• READING PASSAGE:
I think I can save you the effort :)

>From the looks of the test case and the kernel code in question, it
looks like the following happens:

* We create a software event, which becomes its own group leader.
* We create a hardware event, with the software event as its group
leader.
* When we try to schedule the hardware event, we try to validate all
events in its event group (the leader + siblings), but in doing so we
treat the software event as a hardware event, and erroneously try to
get its (non-existent) arm_pmu container, and call some garbage value
as get_event_idx(...).

This could also happen if we tried to add events from different hardware
PMUs to the same groups. I'm not sure if that's valid, but I couldn't
see any code preventing that, and it seems the x86 validation logic is
wired to allow this. If it's not valid, we could skip validation of
software events by checking with is_software_event.

Either way, I believe the patch below should solve the issue.

Thanks,
Mark.

---->8----

diff --git a/arch/arm/kernel/perf_event.c b/arch/arm/kernel/perf_event.c
index d9f5cd4..a7609a0 100644
--- a/arch/arm/kernel/perf_event.c
+++ b/arch/arm/kernel/perf_event.c
@@ -262,9 +262,15 @@ validate_event(struct pmu_hw_events *hw_events,
return armpmu->get_event_idx(hw_events, event) >= 0;
}

+static bool is_pmu_event(struct pmu *pmu, struct perf_event *event)

• Rows from a layout dataset:
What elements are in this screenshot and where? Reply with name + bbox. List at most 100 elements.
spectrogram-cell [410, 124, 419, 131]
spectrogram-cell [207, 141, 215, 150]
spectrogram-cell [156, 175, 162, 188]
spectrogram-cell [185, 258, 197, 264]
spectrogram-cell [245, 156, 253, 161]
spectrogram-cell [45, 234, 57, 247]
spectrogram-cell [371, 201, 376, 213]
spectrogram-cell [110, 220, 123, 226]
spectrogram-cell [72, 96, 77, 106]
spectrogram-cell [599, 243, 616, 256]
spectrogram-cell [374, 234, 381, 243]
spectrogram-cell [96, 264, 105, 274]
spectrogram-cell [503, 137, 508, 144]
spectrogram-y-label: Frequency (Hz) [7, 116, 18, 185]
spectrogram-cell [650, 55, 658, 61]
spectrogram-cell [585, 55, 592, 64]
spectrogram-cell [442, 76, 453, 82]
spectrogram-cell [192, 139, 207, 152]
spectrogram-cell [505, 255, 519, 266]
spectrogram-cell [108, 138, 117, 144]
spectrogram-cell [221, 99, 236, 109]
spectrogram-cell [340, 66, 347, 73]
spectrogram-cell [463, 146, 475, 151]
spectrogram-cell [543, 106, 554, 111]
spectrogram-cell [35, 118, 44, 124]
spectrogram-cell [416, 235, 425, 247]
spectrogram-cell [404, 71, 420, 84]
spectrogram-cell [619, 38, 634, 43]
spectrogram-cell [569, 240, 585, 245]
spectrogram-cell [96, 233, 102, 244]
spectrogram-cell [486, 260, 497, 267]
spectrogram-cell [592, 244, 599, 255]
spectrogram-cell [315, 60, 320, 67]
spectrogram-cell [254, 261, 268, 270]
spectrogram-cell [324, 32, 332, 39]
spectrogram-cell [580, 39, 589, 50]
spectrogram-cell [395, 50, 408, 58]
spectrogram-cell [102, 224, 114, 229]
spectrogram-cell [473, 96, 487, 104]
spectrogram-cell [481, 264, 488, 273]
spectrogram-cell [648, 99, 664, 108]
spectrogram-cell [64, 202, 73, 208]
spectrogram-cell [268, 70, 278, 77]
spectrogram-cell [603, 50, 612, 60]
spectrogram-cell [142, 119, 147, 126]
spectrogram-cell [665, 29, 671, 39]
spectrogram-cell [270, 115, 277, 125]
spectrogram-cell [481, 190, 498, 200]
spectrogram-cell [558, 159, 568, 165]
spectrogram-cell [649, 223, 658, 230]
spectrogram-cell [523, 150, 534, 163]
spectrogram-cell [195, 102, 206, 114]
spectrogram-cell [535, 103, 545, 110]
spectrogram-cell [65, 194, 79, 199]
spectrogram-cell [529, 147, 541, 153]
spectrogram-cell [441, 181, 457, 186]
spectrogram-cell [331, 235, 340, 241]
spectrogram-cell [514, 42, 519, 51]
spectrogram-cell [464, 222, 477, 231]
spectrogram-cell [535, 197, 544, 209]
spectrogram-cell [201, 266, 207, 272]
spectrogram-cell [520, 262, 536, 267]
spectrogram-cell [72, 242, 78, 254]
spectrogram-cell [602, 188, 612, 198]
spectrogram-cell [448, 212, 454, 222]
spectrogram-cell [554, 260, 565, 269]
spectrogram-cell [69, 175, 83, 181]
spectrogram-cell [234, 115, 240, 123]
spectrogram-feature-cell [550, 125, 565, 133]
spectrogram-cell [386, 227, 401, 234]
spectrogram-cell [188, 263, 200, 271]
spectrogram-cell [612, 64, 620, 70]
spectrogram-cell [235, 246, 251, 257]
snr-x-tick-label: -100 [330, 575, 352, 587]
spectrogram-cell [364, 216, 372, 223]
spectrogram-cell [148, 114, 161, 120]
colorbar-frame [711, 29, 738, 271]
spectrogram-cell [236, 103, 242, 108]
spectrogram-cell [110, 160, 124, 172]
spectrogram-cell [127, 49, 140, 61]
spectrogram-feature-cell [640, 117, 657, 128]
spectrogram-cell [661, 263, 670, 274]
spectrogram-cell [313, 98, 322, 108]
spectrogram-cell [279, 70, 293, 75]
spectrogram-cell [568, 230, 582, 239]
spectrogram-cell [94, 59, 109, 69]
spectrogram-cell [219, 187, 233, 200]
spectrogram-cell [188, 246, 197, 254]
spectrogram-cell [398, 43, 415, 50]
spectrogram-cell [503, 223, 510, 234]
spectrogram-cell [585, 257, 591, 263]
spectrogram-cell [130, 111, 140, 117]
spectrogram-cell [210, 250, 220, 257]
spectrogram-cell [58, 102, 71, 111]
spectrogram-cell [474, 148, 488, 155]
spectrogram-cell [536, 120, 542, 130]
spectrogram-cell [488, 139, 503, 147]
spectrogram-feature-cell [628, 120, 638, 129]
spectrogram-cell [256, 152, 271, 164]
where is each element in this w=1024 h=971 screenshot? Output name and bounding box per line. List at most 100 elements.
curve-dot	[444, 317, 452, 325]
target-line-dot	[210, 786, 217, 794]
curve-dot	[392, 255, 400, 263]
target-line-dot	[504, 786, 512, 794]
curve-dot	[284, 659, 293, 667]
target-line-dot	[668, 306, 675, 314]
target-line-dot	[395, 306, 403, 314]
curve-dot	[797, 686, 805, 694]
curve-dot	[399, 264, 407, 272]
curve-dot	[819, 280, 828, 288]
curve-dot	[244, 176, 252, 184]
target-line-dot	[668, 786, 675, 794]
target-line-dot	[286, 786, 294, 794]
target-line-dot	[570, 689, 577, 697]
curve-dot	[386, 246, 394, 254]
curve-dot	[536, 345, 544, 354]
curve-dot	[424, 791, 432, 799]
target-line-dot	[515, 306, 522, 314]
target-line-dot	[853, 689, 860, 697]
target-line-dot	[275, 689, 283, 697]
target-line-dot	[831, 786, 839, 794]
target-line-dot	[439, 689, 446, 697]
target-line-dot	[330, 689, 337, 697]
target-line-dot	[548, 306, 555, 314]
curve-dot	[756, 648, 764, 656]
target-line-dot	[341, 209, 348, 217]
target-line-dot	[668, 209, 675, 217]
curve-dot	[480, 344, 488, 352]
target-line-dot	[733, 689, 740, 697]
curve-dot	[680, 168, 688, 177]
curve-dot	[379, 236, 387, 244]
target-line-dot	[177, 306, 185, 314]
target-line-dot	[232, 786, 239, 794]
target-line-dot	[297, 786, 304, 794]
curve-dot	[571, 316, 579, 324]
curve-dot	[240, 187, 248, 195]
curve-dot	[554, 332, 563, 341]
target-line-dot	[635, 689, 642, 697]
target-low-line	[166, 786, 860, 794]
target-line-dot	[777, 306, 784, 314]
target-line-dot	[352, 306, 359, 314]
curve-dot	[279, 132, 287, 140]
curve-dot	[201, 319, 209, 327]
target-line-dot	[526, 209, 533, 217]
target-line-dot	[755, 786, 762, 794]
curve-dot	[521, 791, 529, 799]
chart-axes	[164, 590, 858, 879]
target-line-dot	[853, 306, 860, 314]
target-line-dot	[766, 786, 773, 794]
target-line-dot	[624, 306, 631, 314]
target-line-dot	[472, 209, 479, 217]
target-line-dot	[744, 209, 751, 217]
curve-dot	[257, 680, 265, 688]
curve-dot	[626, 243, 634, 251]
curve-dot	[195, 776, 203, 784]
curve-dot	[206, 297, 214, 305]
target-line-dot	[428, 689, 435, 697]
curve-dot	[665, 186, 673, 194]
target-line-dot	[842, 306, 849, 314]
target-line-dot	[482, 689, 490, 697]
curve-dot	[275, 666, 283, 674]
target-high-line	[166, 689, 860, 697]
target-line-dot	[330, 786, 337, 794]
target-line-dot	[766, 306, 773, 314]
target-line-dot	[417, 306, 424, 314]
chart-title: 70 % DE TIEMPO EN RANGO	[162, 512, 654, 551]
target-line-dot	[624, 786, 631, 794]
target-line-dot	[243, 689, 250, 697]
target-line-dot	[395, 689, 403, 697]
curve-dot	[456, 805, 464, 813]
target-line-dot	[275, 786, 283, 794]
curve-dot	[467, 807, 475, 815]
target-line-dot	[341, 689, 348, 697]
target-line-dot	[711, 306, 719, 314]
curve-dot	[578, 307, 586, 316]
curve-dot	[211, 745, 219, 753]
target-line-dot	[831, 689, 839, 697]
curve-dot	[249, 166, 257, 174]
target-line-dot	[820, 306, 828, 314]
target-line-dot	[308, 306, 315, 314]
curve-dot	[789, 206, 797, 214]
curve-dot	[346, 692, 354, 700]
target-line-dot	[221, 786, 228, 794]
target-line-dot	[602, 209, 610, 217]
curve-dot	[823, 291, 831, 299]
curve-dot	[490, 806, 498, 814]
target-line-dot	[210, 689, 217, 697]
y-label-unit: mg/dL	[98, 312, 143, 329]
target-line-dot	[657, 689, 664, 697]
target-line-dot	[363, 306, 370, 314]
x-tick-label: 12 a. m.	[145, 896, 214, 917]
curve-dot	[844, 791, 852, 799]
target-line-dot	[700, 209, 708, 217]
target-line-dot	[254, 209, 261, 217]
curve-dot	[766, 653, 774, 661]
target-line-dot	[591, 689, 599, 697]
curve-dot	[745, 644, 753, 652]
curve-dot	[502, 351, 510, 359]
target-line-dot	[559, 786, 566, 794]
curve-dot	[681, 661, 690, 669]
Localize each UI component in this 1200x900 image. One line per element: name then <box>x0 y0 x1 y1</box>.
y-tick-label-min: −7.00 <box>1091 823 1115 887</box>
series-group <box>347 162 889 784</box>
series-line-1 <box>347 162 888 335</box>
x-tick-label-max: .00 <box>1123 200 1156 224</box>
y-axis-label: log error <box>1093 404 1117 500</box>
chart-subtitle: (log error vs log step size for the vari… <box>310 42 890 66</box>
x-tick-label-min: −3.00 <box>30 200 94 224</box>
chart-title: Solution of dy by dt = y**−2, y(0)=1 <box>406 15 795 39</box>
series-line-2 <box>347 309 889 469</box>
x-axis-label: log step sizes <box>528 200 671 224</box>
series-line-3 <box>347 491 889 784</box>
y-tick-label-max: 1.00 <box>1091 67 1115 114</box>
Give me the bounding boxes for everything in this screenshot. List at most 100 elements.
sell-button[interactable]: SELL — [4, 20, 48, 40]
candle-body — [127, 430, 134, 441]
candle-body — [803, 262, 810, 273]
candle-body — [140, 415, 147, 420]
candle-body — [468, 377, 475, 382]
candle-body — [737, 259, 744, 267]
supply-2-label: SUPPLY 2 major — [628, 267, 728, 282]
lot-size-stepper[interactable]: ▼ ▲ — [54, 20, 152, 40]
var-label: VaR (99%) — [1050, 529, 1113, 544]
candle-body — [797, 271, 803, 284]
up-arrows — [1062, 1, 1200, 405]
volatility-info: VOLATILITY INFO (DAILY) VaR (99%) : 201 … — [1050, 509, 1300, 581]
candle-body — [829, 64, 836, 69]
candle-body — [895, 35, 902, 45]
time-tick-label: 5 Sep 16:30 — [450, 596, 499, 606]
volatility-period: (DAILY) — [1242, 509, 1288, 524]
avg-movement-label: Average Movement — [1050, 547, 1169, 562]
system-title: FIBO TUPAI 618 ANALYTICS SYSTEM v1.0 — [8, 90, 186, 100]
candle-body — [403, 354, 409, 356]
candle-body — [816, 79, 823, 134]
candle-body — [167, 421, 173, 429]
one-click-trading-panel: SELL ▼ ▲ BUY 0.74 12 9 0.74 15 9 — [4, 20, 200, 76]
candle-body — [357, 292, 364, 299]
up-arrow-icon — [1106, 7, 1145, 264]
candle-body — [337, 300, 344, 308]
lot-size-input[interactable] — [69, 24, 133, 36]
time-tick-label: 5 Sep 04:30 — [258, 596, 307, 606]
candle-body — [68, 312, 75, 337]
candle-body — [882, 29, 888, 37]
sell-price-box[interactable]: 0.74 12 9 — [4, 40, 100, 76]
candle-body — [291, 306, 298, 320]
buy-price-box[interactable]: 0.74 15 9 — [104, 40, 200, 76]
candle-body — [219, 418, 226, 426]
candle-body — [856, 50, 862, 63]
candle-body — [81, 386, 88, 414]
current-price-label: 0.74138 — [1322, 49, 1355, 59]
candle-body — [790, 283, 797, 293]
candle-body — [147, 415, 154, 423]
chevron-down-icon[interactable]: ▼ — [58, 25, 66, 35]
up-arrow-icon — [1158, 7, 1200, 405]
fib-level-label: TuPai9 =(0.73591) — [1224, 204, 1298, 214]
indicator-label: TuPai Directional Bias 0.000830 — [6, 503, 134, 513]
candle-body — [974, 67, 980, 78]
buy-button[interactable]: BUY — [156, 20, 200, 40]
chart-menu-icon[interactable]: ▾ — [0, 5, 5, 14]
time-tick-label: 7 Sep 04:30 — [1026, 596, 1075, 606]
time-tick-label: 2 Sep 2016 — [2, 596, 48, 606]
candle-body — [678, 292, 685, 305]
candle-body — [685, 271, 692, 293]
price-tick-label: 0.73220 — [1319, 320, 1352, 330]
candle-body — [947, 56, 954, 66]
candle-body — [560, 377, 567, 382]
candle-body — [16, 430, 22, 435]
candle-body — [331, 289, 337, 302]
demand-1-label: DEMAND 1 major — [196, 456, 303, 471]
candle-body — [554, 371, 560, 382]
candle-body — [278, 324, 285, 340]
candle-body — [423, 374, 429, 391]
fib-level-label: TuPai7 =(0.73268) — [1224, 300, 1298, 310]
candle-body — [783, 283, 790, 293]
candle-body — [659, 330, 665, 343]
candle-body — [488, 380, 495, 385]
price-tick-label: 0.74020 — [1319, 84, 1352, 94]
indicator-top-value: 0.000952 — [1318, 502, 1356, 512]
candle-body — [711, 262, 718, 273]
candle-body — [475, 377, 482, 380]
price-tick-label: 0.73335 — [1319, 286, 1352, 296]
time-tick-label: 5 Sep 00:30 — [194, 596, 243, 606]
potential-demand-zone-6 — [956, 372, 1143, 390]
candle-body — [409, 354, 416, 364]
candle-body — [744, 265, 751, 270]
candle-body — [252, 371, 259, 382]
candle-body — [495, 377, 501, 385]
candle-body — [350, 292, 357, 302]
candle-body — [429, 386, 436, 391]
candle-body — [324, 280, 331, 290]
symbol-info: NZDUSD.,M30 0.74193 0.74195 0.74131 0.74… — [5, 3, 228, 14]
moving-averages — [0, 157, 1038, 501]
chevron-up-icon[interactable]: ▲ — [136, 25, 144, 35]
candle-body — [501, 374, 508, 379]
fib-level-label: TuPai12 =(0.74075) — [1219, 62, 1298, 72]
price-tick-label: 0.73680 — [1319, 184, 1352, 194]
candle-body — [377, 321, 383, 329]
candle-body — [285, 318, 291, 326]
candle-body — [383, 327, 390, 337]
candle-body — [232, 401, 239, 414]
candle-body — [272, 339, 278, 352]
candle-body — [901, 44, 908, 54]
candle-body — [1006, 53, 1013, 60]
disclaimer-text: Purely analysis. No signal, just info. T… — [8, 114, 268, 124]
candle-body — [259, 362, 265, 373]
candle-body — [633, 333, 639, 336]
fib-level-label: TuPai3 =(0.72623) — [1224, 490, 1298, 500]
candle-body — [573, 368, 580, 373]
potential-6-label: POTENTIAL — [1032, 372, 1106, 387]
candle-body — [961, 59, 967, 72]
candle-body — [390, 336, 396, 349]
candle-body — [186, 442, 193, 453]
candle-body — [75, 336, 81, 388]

• TASK INSTRUCTIONS: Pick up the message about the ARM perf event bug at the point where it ends, and keep writing it.

• WRITTEN RESPONSE:
+{
+ return pmu == event->pmu;
+}
+
static int
validate_group(struct perf_event *event)
{
+ struct pmu *pmu = event->pmu;
struct perf_event *sibling, *leader = event->group_leader;
struct pmu_hw_events fake_pmu;
DECLARE_BITMAP(fake_used_mask, ARMPMU_MAX_HWEVENTS);
@@ -276,10 +282,17 @@ validate_group(struct perf_event *event)
memset(fake_used_mask, 0, sizeof(fake_used_mask));
fake_pmu.used_mask = fake_used_mask;

- if (!validate_event(&fake_pmu, leader))
+ if (is_pmu_event(pmu, leader) && !validate_event(&fake_pmu, leader))
return -EINVAL;

list_for_each_entry(sibling, &leader->sibling_list, group_entry) {
+ /*
+ * We do not validate events for other PMUs (e.g. software
+ * events). Software events are always schedulable, and other
+ * PMU events must be validated elsewhere.
+ */
+ if (!is_pmu_event(pmu, sibling))
+ continue;
if (!validate_event(&fake_pmu, sibling))
return -EINVAL;
}

2013-08-06 11:59:38

by Will Deacon

[permalink] [raw]
Subject: Re: perf,arm -- oops in validate_event

On Tue, Aug 06, 2013 at 12:19:32PM +0100, Mark Rutland wrote:
> On Mon, Aug 05, 2013 at 10:17:37PM +0100, Vince Weaver wrote:
> > It looks like in validate_event() we do
> >
> > struct arm_pmu *armpmu = to_arm_pmu(event->pmu);
> > ...
> > return armpmu->get_event_idx(hw_events, event) >= 0;
> >
> > armpmu is read into r3, and somehow the value at the offset of
> > armpmu->get_event_idx is either -1 or 0, so when it does a "blx"
> > branch to the address at this offset we get the ooops.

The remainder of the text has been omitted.